→ **Exercise task**
Output the data word for word, dropping every image.

+++

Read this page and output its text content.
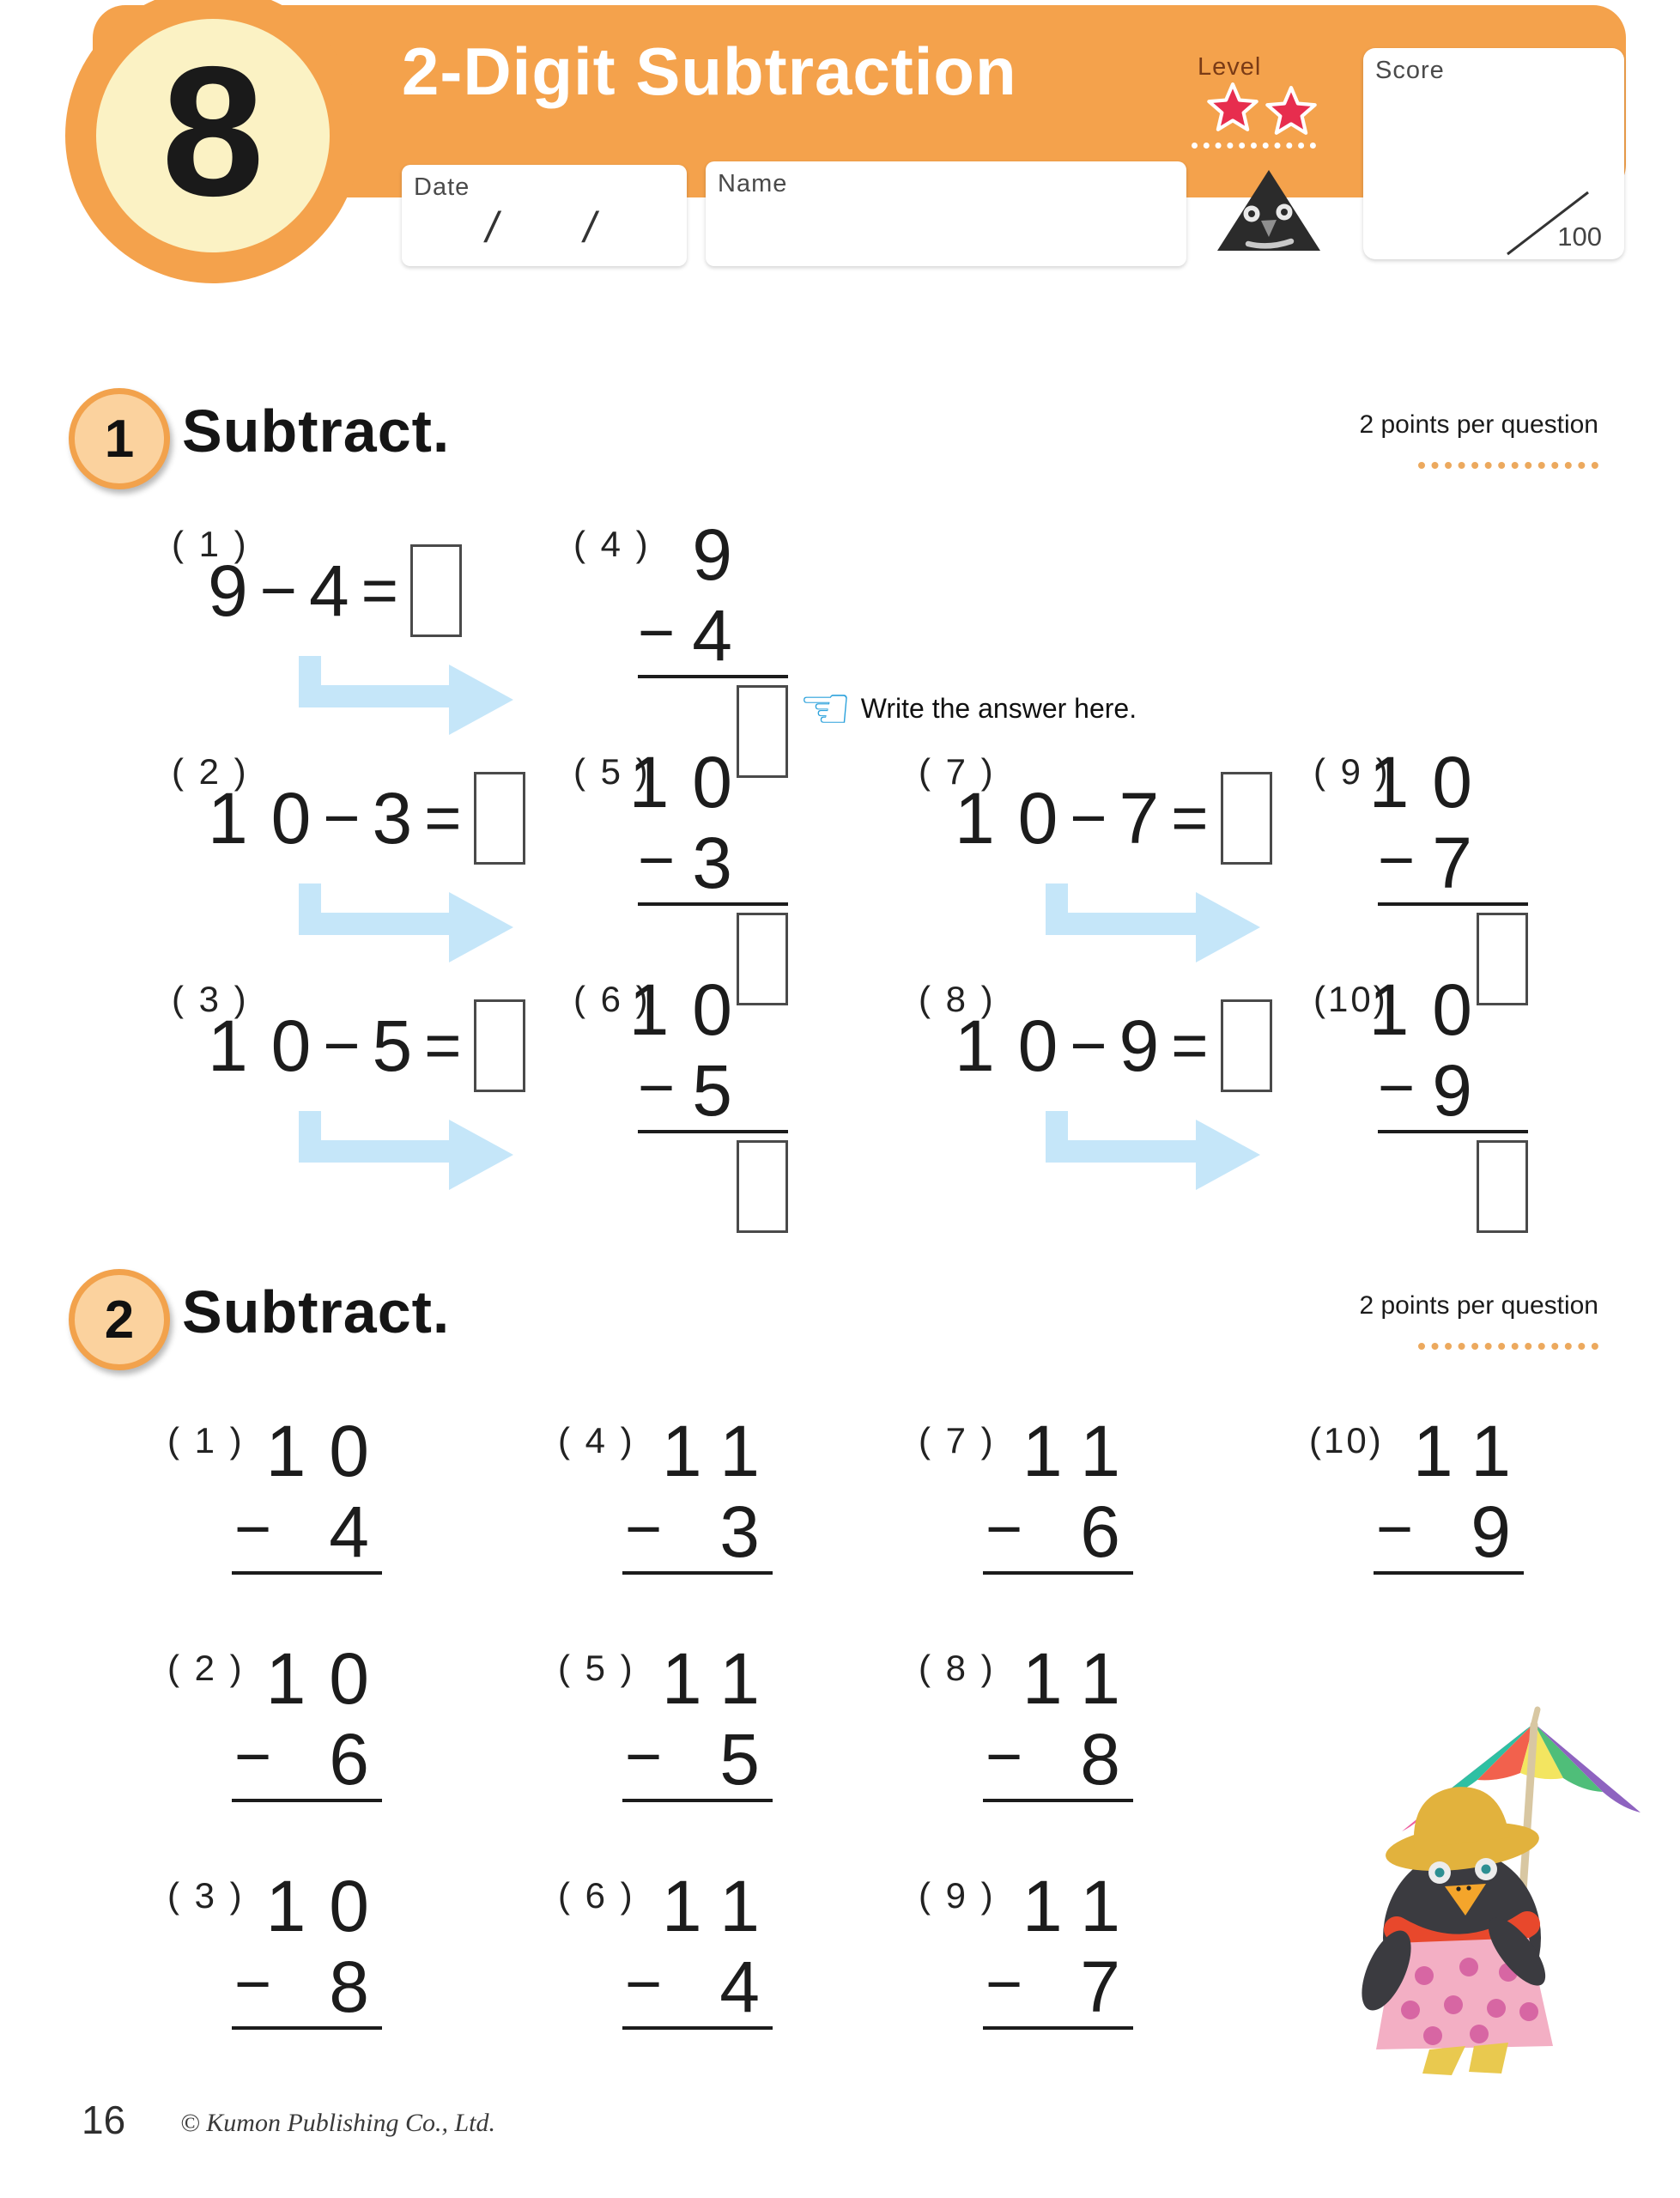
8 2-Digit Subtraction
Date
/ /
Name
Level	Score
100
1 Subtract.	2 points per question
( 1 )
9
− 4
=
( 2 )
10
− 3
=
( 3 )
10
− 5
=
( 7 )
10
− 7
=
( 8 )
10
− 9
=
( 4 ) 9
− 4
☜ Write the answer here.
( 5 )
10
− 3
( 6 )
10
− 5
( 9 )
10
− 7
(10)
10
− 9
2 Subtract.	2 points per question
( 1 ) 10
− 4
( 4 ) 11
− 3
( 7 ) 11
− 6
(10) 11
− 9
( 2 ) 10
− 6
( 5 ) 11
− 5
( 8 ) 11
− 8
( 3 ) 10
− 8
( 6 ) 11
− 4
( 9 ) 11
− 7
16 © Kumon Publishing Co., Ltd.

+++

→ **Final result**
Read this page and output its text content.
8 2-Digit Subtraction
Date
/ /
Name
Level	Score
100
1 Subtract.	2 points per question
( 1 )
9
− 4
=
( 2 )
10
− 3
=
( 3 )
10
− 5
=
( 7 )
10
− 7
=
( 8 )
10
− 9
=
( 4 ) 9
− 4
☜ Write the answer here.
( 5 )
10
− 3
( 6 )
10
− 5
( 9 )
10
− 7
(10)
10
− 9
2 Subtract.	2 points per question
( 1 ) 10
− 4
( 4 ) 11
− 3
( 7 ) 11
− 6
(10) 11
− 9
( 2 ) 10
− 6
( 5 ) 11
− 5
( 8 ) 11
− 8
( 3 ) 10
− 8
( 6 ) 11
− 4
( 9 ) 11
− 7
16 © Kumon Publishing Co., Ltd.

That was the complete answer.